→ **Exercise prompt**:
Check every line of the entries for "قائمة", and copy the lines that hold it.

→ **Stored rows**:
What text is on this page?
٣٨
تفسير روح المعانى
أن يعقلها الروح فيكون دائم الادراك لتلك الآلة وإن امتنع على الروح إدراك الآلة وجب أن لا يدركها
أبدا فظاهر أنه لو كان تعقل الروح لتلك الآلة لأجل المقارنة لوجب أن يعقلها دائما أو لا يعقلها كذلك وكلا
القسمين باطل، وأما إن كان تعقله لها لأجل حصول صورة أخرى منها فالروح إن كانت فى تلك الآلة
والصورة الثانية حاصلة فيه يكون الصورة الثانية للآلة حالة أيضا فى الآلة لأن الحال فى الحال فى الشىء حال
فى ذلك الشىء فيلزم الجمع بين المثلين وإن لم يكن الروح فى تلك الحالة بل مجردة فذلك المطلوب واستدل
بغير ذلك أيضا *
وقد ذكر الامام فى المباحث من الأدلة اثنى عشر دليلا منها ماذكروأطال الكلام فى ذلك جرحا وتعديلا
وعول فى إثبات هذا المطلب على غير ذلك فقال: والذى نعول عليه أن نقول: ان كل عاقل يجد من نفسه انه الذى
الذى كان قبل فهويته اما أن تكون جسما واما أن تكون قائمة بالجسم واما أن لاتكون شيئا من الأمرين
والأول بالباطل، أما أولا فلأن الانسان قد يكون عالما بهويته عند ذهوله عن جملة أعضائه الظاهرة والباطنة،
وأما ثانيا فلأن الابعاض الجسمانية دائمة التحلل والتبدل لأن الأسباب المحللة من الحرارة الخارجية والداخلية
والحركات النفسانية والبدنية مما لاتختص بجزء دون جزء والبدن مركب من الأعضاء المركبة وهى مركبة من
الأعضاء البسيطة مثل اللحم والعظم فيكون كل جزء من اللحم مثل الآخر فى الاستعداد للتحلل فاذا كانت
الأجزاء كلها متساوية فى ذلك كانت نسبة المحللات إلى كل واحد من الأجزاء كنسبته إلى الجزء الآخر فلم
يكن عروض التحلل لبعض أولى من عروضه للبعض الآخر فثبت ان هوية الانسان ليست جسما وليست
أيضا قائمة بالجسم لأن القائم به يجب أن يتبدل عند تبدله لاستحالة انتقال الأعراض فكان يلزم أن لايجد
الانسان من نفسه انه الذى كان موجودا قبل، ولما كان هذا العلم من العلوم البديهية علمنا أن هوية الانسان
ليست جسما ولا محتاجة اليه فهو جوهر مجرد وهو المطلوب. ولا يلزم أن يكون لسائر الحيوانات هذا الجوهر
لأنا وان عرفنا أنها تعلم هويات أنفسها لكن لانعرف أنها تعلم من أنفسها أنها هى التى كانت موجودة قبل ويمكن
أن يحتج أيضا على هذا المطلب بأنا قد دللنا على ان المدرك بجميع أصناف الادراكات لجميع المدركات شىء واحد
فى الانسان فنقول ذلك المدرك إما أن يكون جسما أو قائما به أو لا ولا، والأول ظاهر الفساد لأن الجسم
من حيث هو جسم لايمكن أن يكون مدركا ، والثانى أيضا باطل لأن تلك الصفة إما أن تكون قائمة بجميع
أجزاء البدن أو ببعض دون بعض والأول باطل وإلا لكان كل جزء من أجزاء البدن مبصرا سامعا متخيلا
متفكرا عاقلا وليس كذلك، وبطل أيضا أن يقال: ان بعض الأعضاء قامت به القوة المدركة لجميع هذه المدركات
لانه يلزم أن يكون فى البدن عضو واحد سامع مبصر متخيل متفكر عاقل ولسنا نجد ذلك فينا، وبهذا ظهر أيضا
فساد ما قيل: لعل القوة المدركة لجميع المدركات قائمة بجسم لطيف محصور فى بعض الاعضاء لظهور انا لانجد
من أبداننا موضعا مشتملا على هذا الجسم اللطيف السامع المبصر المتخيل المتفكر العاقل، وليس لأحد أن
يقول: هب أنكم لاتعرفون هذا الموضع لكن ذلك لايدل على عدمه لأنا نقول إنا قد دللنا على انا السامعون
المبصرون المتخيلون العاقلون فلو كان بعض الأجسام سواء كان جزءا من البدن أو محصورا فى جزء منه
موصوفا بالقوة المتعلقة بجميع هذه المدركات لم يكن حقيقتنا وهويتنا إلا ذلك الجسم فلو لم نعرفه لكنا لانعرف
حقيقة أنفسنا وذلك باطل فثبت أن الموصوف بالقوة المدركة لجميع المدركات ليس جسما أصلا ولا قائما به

→ **Correct answer**:
الذى كان قبل فهويته اما أن تكون جسما واما أن تكون قائمة بالجسم واما أن لاتكون شيئا من الأمرين
أيضا قائمة بالجسم لأن القائم به يجب أن يتبدل عند تبدله لاستحالة انتقال الأعراض فكان يلزم أن لايجد
من حيث هو جسم لايمكن أن يكون مدركا ، والثانى أيضا باطل لأن تلك الصفة إما أن تكون قائمة بجميع
فساد ما قيل: لعل القوة المدركة لجميع المدركات قائمة بجسم لطيف محصور فى بعض الاعضاء لظهور انا لانجد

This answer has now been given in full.